Please print every record below exactly as it appears.

- **Collected data entries**
——————————

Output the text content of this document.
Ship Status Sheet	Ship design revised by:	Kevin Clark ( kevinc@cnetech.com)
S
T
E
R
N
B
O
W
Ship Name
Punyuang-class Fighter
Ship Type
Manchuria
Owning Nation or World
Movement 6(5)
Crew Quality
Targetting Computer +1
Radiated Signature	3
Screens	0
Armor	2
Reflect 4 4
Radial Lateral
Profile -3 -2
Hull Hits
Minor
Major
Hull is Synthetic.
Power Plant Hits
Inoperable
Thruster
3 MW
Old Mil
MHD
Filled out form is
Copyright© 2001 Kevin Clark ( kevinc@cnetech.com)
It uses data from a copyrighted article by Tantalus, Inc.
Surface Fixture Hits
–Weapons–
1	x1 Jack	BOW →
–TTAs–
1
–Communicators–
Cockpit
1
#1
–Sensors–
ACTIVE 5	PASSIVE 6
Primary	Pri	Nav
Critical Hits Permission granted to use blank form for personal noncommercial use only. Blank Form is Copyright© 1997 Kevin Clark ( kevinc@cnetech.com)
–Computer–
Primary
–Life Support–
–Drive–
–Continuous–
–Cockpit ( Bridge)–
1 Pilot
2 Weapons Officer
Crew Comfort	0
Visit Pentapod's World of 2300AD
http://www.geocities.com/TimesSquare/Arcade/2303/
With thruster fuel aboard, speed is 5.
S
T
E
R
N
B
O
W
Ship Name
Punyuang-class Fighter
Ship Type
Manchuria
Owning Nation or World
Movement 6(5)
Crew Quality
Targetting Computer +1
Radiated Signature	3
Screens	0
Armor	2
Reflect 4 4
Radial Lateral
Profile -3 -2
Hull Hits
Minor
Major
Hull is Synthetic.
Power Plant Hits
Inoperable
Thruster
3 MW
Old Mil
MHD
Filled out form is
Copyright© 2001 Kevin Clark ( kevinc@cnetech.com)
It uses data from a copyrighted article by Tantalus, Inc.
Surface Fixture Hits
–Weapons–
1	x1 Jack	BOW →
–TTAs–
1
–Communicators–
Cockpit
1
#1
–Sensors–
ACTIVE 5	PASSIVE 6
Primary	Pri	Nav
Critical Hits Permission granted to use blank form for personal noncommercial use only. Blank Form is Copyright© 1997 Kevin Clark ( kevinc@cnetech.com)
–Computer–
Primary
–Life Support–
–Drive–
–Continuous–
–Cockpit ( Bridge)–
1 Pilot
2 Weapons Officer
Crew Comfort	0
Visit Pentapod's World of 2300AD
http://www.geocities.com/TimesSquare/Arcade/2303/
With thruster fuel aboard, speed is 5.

——————————

- **Worked answer**
Output the text content of this document.
Ship Status Sheet	Ship design revised by:	Kevin Clark ( kevinc@cnetech.com)
S
T
E
R
N
B
O
W
Ship Name
Punyuang-class Fighter
Ship Type
Manchuria
Owning Nation or World
Movement 6(5)
Crew Quality
Targetting Computer +1
Radiated Signature	3
Screens	0
Armor	2
Reflect 4 4
Radial Lateral
Profile -3 -2
Hull Hits
Minor
Major
Hull is Synthetic.
Power Plant Hits
Inoperable
Thruster
3 MW
Old Mil
MHD
Filled out form is
Copyright© 2001 Kevin Clark ( kevinc@cnetech.com)
It uses data from a copyrighted article by Tantalus, Inc.
Surface Fixture Hits
–Weapons–
1	x1 Jack	BOW →
–TTAs–
1
–Communicators–
Cockpit
1
#1
–Sensors–
ACTIVE 5	PASSIVE 6
Primary	Pri	Nav
Critical Hits Permission granted to use blank form for personal noncommercial use only. Blank Form is Copyright© 1997 Kevin Clark ( kevinc@cnetech.com)
–Computer–
Primary
–Life Support–
–Drive–
–Continuous–
–Cockpit ( Bridge)–
1 Pilot
2 Weapons Officer
Crew Comfort	0
Visit Pentapod's World of 2300AD
http://www.geocities.com/TimesSquare/Arcade/2303/
With thruster fuel aboard, speed is 5.
S
T
E
R
N
B
O
W
Ship Name
Punyuang-class Fighter
Ship Type
Manchuria
Owning Nation or World
Movement 6(5)
Crew Quality
Targetting Computer +1
Radiated Signature	3
Screens	0
Armor	2
Reflect 4 4
Radial Lateral
Profile -3 -2
Hull Hits
Minor
Major
Hull is Synthetic.
Power Plant Hits
Inoperable
Thruster
3 MW
Old Mil
MHD
Filled out form is
Copyright© 2001 Kevin Clark ( kevinc@cnetech.com)
It uses data from a copyrighted article by Tantalus, Inc.
Surface Fixture Hits
–Weapons–
1	x1 Jack	BOW →
–TTAs–
1
–Communicators–
Cockpit
1
#1
–Sensors–
ACTIVE 5	PASSIVE 6
Primary	Pri	Nav
Critical Hits Permission granted to use blank form for personal noncommercial use only. Blank Form is Copyright© 1997 Kevin Clark ( kevinc@cnetech.com)
–Computer–
Primary
–Life Support–
–Drive–
–Continuous–
–Cockpit ( Bridge)–
1 Pilot
2 Weapons Officer
Crew Comfort	0
Visit Pentapod's World of 2300AD
http://www.geocities.com/TimesSquare/Arcade/2303/
With thruster fuel aboard, speed is 5.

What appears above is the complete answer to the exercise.